Excerpted text =
*** Block opens ***

News 2nd July 2023 - simon-oz/Weekly-AI-news GitHub Wiki

23rd Jun, A16Z’s Shoham interviewed CEOs from Anthropic, Cohere, Charater.AI, they identified four key innovations: Steering, memory, “arms and legs”, and multimodality; and how these key innovations will evolve over the next 6 to 12 months.

26 Jun, Wired reports that DeepMind’s CEO says its next AI project Gemini, is still under development within several months, will be more capable than OpenAI’s ChatGPT, including such as planning or the ability to solve problems. AlphaGo-type techniques will be introduced in Gemini. The project could cost hundreds of millions of dollars, while GPT-4 cost more than $100 million, according to Altman.

26 Jun, VentureBeat, Databricks is acquiring MosaicML for a jaw-dropping $1.3 billion. The news was also confirmed by both Databricks and MosaicLM, an AI start-up established only one and a half years. MosaicLM believes that every organization should be able to benefit from the AI revolution with more control over how their data is used. MosaicLM has its own open-source MPT serious LLMs.

*** Block closes ***

Document layout detection data:
*** Block opens ***

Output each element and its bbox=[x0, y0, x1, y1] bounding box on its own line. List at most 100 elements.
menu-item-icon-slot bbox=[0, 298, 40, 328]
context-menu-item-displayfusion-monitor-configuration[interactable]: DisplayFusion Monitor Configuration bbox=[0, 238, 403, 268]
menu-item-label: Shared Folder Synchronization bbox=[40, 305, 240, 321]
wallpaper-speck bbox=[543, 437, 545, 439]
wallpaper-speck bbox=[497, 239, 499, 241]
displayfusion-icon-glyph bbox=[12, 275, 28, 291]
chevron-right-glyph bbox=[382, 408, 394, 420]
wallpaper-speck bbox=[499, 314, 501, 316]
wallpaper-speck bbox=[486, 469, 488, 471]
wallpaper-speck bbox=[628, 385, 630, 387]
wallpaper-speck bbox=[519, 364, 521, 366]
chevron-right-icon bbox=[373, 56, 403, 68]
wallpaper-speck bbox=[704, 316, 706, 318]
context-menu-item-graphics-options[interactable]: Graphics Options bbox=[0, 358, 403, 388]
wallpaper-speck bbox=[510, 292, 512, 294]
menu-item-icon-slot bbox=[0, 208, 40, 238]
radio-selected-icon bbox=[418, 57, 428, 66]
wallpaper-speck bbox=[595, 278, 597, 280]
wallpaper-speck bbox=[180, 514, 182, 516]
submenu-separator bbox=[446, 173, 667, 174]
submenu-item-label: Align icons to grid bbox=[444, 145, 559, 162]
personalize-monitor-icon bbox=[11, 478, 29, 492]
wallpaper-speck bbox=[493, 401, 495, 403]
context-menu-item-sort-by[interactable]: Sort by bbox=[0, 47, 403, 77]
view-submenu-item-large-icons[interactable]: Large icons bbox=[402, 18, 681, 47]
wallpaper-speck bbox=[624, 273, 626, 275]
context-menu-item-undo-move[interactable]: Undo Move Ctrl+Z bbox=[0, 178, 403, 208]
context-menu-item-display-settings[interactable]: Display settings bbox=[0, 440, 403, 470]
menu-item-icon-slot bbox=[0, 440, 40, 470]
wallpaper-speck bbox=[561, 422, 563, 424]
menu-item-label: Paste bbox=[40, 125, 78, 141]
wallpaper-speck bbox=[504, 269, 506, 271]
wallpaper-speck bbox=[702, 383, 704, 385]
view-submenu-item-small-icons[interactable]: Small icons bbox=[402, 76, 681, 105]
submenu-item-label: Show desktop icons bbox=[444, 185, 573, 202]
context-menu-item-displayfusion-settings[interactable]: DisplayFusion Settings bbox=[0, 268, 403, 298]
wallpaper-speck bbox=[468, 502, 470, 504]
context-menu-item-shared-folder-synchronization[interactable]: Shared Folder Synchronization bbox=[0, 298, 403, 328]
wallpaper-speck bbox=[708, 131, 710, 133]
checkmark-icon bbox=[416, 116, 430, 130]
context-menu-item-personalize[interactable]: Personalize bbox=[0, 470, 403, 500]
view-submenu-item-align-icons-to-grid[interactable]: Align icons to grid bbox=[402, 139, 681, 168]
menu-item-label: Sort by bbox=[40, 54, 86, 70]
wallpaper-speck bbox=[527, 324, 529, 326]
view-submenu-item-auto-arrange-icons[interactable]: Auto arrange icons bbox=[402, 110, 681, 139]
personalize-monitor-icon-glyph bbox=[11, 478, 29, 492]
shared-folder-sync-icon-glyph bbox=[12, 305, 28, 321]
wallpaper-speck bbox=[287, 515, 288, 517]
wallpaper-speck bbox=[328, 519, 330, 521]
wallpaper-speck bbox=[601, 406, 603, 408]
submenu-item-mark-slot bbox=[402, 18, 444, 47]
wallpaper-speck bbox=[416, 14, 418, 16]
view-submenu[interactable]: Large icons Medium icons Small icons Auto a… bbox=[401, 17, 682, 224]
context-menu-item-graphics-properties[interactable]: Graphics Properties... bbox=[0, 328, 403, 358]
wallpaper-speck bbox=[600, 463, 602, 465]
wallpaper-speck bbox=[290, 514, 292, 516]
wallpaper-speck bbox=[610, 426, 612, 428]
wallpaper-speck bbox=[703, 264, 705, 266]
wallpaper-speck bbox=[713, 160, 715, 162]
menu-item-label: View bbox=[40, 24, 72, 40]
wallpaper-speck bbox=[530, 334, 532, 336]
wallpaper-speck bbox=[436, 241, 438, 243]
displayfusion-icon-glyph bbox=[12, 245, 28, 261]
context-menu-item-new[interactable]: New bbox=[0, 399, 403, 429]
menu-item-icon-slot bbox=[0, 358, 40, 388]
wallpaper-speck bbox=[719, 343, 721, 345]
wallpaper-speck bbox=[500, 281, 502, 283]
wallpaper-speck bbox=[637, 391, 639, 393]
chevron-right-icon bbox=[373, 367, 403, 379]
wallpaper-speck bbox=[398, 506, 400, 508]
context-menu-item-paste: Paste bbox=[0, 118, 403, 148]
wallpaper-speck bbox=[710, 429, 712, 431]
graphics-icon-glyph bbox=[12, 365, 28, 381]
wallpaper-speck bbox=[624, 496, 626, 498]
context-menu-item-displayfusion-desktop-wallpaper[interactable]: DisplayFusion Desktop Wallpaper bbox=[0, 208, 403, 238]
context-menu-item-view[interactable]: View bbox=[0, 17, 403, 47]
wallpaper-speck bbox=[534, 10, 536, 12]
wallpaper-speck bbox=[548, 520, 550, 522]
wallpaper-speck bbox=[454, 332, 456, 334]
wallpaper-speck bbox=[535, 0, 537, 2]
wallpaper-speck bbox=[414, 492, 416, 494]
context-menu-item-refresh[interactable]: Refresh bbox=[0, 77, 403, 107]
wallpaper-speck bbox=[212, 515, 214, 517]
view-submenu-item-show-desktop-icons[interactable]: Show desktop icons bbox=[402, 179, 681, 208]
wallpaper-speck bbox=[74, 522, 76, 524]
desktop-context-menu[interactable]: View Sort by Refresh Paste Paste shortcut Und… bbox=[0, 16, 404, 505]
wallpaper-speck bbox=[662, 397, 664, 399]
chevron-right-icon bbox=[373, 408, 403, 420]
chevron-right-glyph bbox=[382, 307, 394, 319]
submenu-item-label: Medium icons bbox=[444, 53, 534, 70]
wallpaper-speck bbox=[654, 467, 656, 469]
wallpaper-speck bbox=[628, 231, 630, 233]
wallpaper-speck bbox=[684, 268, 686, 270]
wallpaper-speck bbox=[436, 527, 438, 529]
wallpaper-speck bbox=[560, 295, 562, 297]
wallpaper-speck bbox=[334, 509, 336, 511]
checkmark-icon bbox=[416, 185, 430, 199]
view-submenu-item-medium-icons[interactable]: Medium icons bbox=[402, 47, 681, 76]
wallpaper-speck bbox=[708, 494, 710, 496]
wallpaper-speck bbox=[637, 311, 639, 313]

*** Block closes ***

Exercises to complete =
[1] From the AI news page above the entries, extract the passage from "News 2nd July" up to and including "according to Altman.".
[2] In the AI news page, what price is Databricks paying to acquire MosaicML?

Responses for each task =
[1]
News 2nd July 2023 - simon-oz/Weekly-AI-news GitHub Wiki

23rd Jun, A16Z’s Shoham interviewed CEOs from Anthropic, Cohere, Charater.AI, they identified four key innovations: Steering, memory, “arms and legs”, and multimodality; and how these key innovations will evolve over the next 6 to 12 months.

26 Jun, Wired reports that DeepMind’s CEO says its next AI project Gemini, is still under development within several months, will be more capable than OpenAI’s ChatGPT, including such as planning or the ability to solve problems. AlphaGo-type techniques will be introduced in Gemini. The project could cost hundreds of millions of dollars, while GPT-4 cost more than $100 million, according to Altman.

[2] $1.3 billion